• **WHAT TO PRODUCE**
All the data should come back exactly as it was given.

Start of DATA LINES

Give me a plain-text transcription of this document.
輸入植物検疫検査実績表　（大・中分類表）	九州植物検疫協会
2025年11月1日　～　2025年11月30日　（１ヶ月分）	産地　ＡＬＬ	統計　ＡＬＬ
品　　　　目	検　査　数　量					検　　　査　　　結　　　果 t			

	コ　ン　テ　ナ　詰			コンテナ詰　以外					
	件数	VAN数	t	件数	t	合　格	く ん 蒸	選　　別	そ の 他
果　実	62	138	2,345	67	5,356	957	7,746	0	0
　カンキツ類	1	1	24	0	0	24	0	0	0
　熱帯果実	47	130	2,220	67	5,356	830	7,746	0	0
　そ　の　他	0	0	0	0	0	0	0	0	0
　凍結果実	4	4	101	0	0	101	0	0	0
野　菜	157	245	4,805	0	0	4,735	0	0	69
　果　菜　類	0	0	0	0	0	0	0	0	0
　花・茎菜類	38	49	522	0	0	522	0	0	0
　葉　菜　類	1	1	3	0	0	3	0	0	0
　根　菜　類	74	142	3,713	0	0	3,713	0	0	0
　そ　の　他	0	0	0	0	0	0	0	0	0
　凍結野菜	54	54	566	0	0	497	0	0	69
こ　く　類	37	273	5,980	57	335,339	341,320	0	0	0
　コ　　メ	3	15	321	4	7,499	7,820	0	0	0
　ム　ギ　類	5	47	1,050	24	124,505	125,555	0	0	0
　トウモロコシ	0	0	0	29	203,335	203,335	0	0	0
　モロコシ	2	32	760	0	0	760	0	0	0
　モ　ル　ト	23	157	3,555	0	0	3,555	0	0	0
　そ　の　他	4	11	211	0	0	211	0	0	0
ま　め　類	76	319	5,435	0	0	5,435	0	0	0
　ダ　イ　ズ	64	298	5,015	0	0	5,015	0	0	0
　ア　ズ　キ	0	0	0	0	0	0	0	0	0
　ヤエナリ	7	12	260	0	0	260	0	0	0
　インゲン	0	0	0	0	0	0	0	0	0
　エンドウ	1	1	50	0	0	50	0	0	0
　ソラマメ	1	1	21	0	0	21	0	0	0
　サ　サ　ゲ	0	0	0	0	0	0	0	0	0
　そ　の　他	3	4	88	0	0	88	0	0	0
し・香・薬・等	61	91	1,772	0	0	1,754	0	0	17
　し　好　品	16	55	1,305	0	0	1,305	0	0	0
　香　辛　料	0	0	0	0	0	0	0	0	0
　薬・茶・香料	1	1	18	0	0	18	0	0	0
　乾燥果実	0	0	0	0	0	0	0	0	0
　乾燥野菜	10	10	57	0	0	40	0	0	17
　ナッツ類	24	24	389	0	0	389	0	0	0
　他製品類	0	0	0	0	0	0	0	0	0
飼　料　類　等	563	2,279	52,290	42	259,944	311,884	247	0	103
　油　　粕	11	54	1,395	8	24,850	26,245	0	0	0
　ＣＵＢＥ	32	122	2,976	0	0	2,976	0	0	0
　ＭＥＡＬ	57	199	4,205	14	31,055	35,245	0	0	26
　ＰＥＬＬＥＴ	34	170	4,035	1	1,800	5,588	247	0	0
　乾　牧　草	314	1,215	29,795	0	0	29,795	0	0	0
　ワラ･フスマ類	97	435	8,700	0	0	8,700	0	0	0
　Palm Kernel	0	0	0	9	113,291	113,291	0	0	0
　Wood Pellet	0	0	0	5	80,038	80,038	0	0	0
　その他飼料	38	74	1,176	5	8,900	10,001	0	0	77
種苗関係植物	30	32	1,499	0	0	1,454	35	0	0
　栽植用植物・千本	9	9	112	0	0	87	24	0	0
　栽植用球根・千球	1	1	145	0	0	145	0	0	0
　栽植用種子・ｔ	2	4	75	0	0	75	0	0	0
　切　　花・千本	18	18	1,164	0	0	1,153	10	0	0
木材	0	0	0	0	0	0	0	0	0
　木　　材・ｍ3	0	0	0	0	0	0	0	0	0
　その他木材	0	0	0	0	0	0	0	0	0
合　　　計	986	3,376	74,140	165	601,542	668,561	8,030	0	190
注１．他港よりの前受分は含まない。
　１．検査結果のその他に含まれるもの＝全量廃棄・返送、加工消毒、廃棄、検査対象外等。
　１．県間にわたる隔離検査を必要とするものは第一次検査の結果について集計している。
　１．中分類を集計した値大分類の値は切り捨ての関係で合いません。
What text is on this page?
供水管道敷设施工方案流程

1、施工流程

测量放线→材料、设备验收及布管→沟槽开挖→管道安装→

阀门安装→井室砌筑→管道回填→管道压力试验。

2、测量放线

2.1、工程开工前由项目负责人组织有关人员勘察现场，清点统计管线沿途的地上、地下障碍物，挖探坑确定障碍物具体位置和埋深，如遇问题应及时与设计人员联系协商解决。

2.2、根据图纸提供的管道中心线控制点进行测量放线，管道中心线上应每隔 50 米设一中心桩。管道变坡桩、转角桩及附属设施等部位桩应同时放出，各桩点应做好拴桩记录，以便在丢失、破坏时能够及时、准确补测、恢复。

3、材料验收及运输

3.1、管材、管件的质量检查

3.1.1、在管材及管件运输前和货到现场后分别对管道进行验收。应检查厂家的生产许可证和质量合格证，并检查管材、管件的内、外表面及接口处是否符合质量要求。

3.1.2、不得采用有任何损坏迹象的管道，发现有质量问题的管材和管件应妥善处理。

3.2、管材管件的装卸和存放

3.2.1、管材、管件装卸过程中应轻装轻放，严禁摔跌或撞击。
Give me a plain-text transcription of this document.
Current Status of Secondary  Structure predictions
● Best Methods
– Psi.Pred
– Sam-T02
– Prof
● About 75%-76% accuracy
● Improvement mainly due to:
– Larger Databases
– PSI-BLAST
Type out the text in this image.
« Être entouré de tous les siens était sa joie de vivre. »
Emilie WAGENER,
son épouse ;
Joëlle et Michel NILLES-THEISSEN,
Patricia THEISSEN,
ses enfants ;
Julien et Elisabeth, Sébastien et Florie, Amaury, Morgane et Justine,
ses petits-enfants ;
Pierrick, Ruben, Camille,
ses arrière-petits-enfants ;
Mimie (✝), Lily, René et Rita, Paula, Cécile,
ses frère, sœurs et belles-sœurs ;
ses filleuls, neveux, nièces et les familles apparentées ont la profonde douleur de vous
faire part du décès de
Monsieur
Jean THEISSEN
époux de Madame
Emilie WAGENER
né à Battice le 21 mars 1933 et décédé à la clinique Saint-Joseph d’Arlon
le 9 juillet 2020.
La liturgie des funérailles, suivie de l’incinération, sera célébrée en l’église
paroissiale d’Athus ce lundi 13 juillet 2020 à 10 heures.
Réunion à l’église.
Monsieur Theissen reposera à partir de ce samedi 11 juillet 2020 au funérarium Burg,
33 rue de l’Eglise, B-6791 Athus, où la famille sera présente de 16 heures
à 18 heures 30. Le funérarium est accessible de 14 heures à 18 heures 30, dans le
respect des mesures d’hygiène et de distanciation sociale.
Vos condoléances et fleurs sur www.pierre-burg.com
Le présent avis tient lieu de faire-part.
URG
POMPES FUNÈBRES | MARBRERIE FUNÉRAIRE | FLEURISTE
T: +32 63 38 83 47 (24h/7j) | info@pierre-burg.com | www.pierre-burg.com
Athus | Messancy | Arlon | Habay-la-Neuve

End of DATA LINES

• **FULL ANSWER**
Give me a plain-text transcription of this document.
輸入植物検疫検査実績表　（大・中分類表）	九州植物検疫協会
2025年11月1日　～　2025年11月30日　（１ヶ月分）	産地　ＡＬＬ	統計　ＡＬＬ
品　　　　目	検　査　数　量					検　　　査　　　結　　　果 t			

	コ　ン　テ　ナ　詰			コンテナ詰　以外					
	件数	VAN数	t	件数	t	合　格	く ん 蒸	選　　別	そ の 他
果　実	62	138	2,345	67	5,356	957	7,746	0	0
　カンキツ類	1	1	24	0	0	24	0	0	0
　熱帯果実	47	130	2,220	67	5,356	830	7,746	0	0
　そ　の　他	0	0	0	0	0	0	0	0	0
　凍結果実	4	4	101	0	0	101	0	0	0
野　菜	157	245	4,805	0	0	4,735	0	0	69
　果　菜　類	0	0	0	0	0	0	0	0	0
　花・茎菜類	38	49	522	0	0	522	0	0	0
　葉　菜　類	1	1	3	0	0	3	0	0	0
　根　菜　類	74	142	3,713	0	0	3,713	0	0	0
　そ　の　他	0	0	0	0	0	0	0	0	0
　凍結野菜	54	54	566	0	0	497	0	0	69
こ　く　類	37	273	5,980	57	335,339	341,320	0	0	0
　コ　　メ	3	15	321	4	7,499	7,820	0	0	0
　ム　ギ　類	5	47	1,050	24	124,505	125,555	0	0	0
　トウモロコシ	0	0	0	29	203,335	203,335	0	0	0
　モロコシ	2	32	760	0	0	760	0	0	0
　モ　ル　ト	23	157	3,555	0	0	3,555	0	0	0
　そ　の　他	4	11	211	0	0	211	0	0	0
ま　め　類	76	319	5,435	0	0	5,435	0	0	0
　ダ　イ　ズ	64	298	5,015	0	0	5,015	0	0	0
　ア　ズ　キ	0	0	0	0	0	0	0	0	0
　ヤエナリ	7	12	260	0	0	260	0	0	0
　インゲン	0	0	0	0	0	0	0	0	0
　エンドウ	1	1	50	0	0	50	0	0	0
　ソラマメ	1	1	21	0	0	21	0	0	0
　サ　サ　ゲ	0	0	0	0	0	0	0	0	0
　そ　の　他	3	4	88	0	0	88	0	0	0
し・香・薬・等	61	91	1,772	0	0	1,754	0	0	17
　し　好　品	16	55	1,305	0	0	1,305	0	0	0
　香　辛　料	0	0	0	0	0	0	0	0	0
　薬・茶・香料	1	1	18	0	0	18	0	0	0
　乾燥果実	0	0	0	0	0	0	0	0	0
　乾燥野菜	10	10	57	0	0	40	0	0	17
　ナッツ類	24	24	389	0	0	389	0	0	0
　他製品類	0	0	0	0	0	0	0	0	0
飼　料　類　等	563	2,279	52,290	42	259,944	311,884	247	0	103
　油　　粕	11	54	1,395	8	24,850	26,245	0	0	0
　ＣＵＢＥ	32	122	2,976	0	0	2,976	0	0	0
　ＭＥＡＬ	57	199	4,205	14	31,055	35,245	0	0	26
　ＰＥＬＬＥＴ	34	170	4,035	1	1,800	5,588	247	0	0
　乾　牧　草	314	1,215	29,795	0	0	29,795	0	0	0
　ワラ･フスマ類	97	435	8,700	0	0	8,700	0	0	0
　Palm Kernel	0	0	0	9	113,291	113,291	0	0	0
　Wood Pellet	0	0	0	5	80,038	80,038	0	0	0
　その他飼料	38	74	1,176	5	8,900	10,001	0	0	77
種苗関係植物	30	32	1,499	0	0	1,454	35	0	0
　栽植用植物・千本	9	9	112	0	0	87	24	0	0
　栽植用球根・千球	1	1	145	0	0	145	0	0	0
　栽植用種子・ｔ	2	4	75	0	0	75	0	0	0
　切　　花・千本	18	18	1,164	0	0	1,153	10	0	0
木材	0	0	0	0	0	0	0	0	0
　木　　材・ｍ3	0	0	0	0	0	0	0	0	0
　その他木材	0	0	0	0	0	0	0	0	0
合　　　計	986	3,376	74,140	165	601,542	668,561	8,030	0	190
注１．他港よりの前受分は含まない。
　１．検査結果のその他に含まれるもの＝全量廃棄・返送、加工消毒、廃棄、検査対象外等。
　１．県間にわたる隔離検査を必要とするものは第一次検査の結果について集計している。
　１．中分類を集計した値大分類の値は切り捨ての関係で合いません。
What text is on this page?
供水管道敷设施工方案流程

1、施工流程

测量放线→材料、设备验收及布管→沟槽开挖→管道安装→

阀门安装→井室砌筑→管道回填→管道压力试验。

2、测量放线

2.1、工程开工前由项目负责人组织有关人员勘察现场，清点统计管线沿途的地上、地下障碍物，挖探坑确定障碍物具体位置和埋深，如遇问题应及时与设计人员联系协商解决。

2.2、根据图纸提供的管道中心线控制点进行测量放线，管道中心线上应每隔 50 米设一中心桩。管道变坡桩、转角桩及附属设施等部位桩应同时放出，各桩点应做好拴桩记录，以便在丢失、破坏时能够及时、准确补测、恢复。

3、材料验收及运输

3.1、管材、管件的质量检查

3.1.1、在管材及管件运输前和货到现场后分别对管道进行验收。应检查厂家的生产许可证和质量合格证，并检查管材、管件的内、外表面及接口处是否符合质量要求。

3.1.2、不得采用有任何损坏迹象的管道，发现有质量问题的管材和管件应妥善处理。

3.2、管材管件的装卸和存放

3.2.1、管材、管件装卸过程中应轻装轻放，严禁摔跌或撞击。
Give me a plain-text transcription of this document.
Current Status of Secondary  Structure predictions
● Best Methods
– Psi.Pred
– Sam-T02
– Prof
● About 75%-76% accuracy
● Improvement mainly due to:
– Larger Databases
– PSI-BLAST
Type out the text in this image.
« Être entouré de tous les siens était sa joie de vivre. »
Emilie WAGENER,
son épouse ;
Joëlle et Michel NILLES-THEISSEN,
Patricia THEISSEN,
ses enfants ;
Julien et Elisabeth, Sébastien et Florie, Amaury, Morgane et Justine,
ses petits-enfants ;
Pierrick, Ruben, Camille,
ses arrière-petits-enfants ;
Mimie (✝), Lily, René et Rita, Paula, Cécile,
ses frère, sœurs et belles-sœurs ;
ses filleuls, neveux, nièces et les familles apparentées ont la profonde douleur de vous
faire part du décès de
Monsieur
Jean THEISSEN
époux de Madame
Emilie WAGENER
né à Battice le 21 mars 1933 et décédé à la clinique Saint-Joseph d’Arlon
le 9 juillet 2020.
La liturgie des funérailles, suivie de l’incinération, sera célébrée en l’église
paroissiale d’Athus ce lundi 13 juillet 2020 à 10 heures.
Réunion à l’église.
Monsieur Theissen reposera à partir de ce samedi 11 juillet 2020 au funérarium Burg,
33 rue de l’Eglise, B-6791 Athus, où la famille sera présente de 16 heures
à 18 heures 30. Le funérarium est accessible de 14 heures à 18 heures 30, dans le
respect des mesures d’hygiène et de distanciation sociale.
Vos condoléances et fleurs sur www.pierre-burg.com
Le présent avis tient lieu de faire-part.
URG
POMPES FUNÈBRES | MARBRERIE FUNÉRAIRE | FLEURISTE
T: +32 63 38 83 47 (24h/7j) | info@pierre-burg.com | www.pierre-burg.com
Athus | Messancy | Arlon | Habay-la-Neuve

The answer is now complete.